Instruction:
Restate the entries word for word, omitting nothing.

Given data:
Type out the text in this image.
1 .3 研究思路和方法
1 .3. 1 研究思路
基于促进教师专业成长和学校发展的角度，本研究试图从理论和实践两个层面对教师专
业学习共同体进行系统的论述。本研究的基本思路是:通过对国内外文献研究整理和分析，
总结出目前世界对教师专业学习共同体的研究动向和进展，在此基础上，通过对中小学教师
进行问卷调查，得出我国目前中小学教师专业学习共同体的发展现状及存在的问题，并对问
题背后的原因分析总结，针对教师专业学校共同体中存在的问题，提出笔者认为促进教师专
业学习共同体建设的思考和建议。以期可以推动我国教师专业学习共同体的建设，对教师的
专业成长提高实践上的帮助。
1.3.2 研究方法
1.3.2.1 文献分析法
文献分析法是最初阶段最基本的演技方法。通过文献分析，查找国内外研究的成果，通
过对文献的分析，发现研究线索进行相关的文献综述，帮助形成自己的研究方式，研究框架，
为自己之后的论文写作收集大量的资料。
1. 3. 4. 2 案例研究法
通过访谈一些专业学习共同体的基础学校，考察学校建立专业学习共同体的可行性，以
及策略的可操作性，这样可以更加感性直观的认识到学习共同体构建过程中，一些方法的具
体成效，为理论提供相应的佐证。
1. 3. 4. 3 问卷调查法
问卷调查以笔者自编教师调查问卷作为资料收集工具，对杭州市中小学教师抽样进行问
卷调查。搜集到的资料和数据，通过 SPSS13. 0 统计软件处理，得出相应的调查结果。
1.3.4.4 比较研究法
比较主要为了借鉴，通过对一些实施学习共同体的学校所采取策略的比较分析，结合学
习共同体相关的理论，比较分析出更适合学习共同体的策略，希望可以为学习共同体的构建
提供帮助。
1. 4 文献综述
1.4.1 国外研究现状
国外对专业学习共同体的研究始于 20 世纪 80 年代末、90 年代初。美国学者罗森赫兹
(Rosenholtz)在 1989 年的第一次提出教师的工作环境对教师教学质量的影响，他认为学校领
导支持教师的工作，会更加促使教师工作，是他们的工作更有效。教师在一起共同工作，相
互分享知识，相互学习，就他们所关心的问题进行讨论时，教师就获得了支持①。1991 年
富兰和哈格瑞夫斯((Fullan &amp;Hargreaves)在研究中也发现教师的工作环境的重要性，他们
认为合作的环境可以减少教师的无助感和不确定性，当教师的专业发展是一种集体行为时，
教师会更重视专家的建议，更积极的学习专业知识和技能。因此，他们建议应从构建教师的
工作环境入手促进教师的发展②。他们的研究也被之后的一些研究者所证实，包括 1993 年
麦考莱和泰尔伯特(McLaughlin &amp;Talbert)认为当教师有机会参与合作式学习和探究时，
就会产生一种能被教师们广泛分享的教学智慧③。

Written reply:
Type out the text in this image.
1 .3 研究思路和方法
1 .3. 1 研究思路
基于促进教师专业成长和学校发展的角度，本研究试图从理论和实践两个层面对教师专
业学习共同体进行系统的论述。本研究的基本思路是:通过对国内外文献研究整理和分析，
总结出目前世界对教师专业学习共同体的研究动向和进展，在此基础上，通过对中小学教师
进行问卷调查，得出我国目前中小学教师专业学习共同体的发展现状及存在的问题，并对问
题背后的原因分析总结，针对教师专业学校共同体中存在的问题，提出笔者认为促进教师专
业学习共同体建设的思考和建议。以期可以推动我国教师专业学习共同体的建设，对教师的
专业成长提高实践上的帮助。
1.3.2 研究方法
1.3.2.1 文献分析法
文献分析法是最初阶段最基本的演技方法。通过文献分析，查找国内外研究的成果，通
过对文献的分析，发现研究线索进行相关的文献综述，帮助形成自己的研究方式，研究框架，
为自己之后的论文写作收集大量的资料。
1. 3. 4. 2 案例研究法
通过访谈一些专业学习共同体的基础学校，考察学校建立专业学习共同体的可行性，以
及策略的可操作性，这样可以更加感性直观的认识到学习共同体构建过程中，一些方法的具
体成效，为理论提供相应的佐证。
1. 3. 4. 3 问卷调查法
问卷调查以笔者自编教师调查问卷作为资料收集工具，对杭州市中小学教师抽样进行问
卷调查。搜集到的资料和数据，通过 SPSS13. 0 统计软件处理，得出相应的调查结果。
1.3.4.4 比较研究法
比较主要为了借鉴，通过对一些实施学习共同体的学校所采取策略的比较分析，结合学
习共同体相关的理论，比较分析出更适合学习共同体的策略，希望可以为学习共同体的构建
提供帮助。
1. 4 文献综述
1.4.1 国外研究现状
国外对专业学习共同体的研究始于 20 世纪 80 年代末、90 年代初。美国学者罗森赫兹
(Rosenholtz)在 1989 年的第一次提出教师的工作环境对教师教学质量的影响，他认为学校领
导支持教师的工作，会更加促使教师工作，是他们的工作更有效。教师在一起共同工作，相
互分享知识，相互学习，就他们所关心的问题进行讨论时，教师就获得了支持①。1991 年
富兰和哈格瑞夫斯((Fullan &amp;Hargreaves)在研究中也发现教师的工作环境的重要性，他们
认为合作的环境可以减少教师的无助感和不确定性，当教师的专业发展是一种集体行为时，
教师会更重视专家的建议，更积极的学习专业知识和技能。因此，他们建议应从构建教师的
工作环境入手促进教师的发展②。他们的研究也被之后的一些研究者所证实，包括 1993 年
麦考莱和泰尔伯特(McLaughlin &amp;Talbert)认为当教师有机会参与合作式学习和探究时，
就会产生一种能被教师们广泛分享的教学智慧③。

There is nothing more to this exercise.